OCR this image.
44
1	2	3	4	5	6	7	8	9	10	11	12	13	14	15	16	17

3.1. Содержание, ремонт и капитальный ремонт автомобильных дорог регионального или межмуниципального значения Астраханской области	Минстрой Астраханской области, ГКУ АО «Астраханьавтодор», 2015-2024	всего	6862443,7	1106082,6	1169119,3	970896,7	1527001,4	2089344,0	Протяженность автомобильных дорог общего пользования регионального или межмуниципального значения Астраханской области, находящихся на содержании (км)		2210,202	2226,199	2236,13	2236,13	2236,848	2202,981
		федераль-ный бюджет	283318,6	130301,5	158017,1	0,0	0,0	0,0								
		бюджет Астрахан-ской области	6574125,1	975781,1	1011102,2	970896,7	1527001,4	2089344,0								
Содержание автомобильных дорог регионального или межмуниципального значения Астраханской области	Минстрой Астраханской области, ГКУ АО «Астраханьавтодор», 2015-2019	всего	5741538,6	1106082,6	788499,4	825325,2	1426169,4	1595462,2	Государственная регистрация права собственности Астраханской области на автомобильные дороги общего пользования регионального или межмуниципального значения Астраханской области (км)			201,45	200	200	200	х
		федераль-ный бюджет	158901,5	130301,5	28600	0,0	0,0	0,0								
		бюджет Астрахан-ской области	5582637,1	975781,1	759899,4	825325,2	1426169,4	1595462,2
• • •
** THE PROBLEM **
Take the lines above and retype all of them exactly.

** RESPONSE FOR THIS EXERCISE **
OCR this image.
44
1	2	3	4	5	6	7	8	9	10	11	12	13	14	15	16	17

3.1. Содержание, ремонт и капитальный ремонт автомобильных дорог регионального или межмуниципального значения Астраханской области	Минстрой Астраханской области, ГКУ АО «Астраханьавтодор», 2015-2024	всего	6862443,7	1106082,6	1169119,3	970896,7	1527001,4	2089344,0	Протяженность автомобильных дорог общего пользования регионального или межмуниципального значения Астраханской области, находящихся на содержании (км)		2210,202	2226,199	2236,13	2236,13	2236,848	2202,981
		федераль-ный бюджет	283318,6	130301,5	158017,1	0,0	0,0	0,0								
		бюджет Астрахан-ской области	6574125,1	975781,1	1011102,2	970896,7	1527001,4	2089344,0								
Содержание автомобильных дорог регионального или межмуниципального значения Астраханской области	Минстрой Астраханской области, ГКУ АО «Астраханьавтодор», 2015-2019	всего	5741538,6	1106082,6	788499,4	825325,2	1426169,4	1595462,2	Государственная регистрация права собственности Астраханской области на автомобильные дороги общего пользования регионального или межмуниципального значения Астраханской области (км)			201,45	200	200	200	х
		федераль-ный бюджет	158901,5	130301,5	28600	0,0	0,0	0,0								
		бюджет Астрахан-ской области	5582637,1	975781,1	759899,4	825325,2	1426169,4	1595462,2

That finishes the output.